◆ AIM
Identify all lines in the listing that include the word "бюджете", and copy them out.

══ GIVEN ENTRIES ══

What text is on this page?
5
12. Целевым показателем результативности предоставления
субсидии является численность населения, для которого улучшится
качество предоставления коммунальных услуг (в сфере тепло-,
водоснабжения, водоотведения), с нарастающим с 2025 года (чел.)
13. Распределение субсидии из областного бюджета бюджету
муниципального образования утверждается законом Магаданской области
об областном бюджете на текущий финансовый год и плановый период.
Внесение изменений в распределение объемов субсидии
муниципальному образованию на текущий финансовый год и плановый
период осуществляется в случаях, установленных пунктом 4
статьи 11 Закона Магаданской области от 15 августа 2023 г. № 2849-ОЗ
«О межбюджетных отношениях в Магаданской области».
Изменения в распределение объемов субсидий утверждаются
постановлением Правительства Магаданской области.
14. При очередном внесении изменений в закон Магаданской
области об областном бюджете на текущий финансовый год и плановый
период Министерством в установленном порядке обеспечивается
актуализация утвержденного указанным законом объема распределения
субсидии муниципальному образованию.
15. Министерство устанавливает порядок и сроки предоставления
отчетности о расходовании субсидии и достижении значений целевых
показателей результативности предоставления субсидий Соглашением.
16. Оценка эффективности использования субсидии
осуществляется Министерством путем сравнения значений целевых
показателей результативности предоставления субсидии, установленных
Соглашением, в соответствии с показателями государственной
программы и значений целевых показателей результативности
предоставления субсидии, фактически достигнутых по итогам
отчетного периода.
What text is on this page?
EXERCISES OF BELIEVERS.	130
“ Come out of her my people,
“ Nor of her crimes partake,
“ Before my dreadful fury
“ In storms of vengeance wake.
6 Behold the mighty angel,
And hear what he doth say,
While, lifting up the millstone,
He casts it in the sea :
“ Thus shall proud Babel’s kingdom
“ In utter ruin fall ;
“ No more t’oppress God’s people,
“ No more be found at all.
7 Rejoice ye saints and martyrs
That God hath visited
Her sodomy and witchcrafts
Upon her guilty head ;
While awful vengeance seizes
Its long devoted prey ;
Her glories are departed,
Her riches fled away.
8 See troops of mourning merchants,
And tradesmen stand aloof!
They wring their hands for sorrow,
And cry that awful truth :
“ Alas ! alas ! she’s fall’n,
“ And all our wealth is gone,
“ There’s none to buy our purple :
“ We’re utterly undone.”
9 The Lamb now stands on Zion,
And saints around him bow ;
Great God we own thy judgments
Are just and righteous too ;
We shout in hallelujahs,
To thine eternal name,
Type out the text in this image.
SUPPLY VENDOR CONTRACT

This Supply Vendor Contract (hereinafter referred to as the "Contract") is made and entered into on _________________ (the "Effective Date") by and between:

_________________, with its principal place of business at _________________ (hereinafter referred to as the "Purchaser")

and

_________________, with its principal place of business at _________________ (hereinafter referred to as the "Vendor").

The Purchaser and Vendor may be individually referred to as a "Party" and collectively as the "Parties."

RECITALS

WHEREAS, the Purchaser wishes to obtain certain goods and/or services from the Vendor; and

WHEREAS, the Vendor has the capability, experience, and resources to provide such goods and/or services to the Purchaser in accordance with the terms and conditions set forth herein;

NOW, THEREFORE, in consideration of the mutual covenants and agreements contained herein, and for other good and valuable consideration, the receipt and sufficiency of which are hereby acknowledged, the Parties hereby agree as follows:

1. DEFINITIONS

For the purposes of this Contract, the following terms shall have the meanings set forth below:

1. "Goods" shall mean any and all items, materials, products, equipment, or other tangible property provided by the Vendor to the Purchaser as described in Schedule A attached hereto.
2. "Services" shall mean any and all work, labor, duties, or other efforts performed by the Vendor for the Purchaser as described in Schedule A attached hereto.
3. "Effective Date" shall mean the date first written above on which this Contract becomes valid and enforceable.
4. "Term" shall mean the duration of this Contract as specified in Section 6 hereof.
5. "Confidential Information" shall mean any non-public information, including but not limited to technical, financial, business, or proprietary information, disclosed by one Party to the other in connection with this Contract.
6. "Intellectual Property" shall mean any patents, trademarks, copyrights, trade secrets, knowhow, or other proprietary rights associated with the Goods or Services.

═══

◆ RESPONSE
об областном бюджете на текущий финансовый год и плановый период.
области об областном бюджете на текущий финансовый год и плановый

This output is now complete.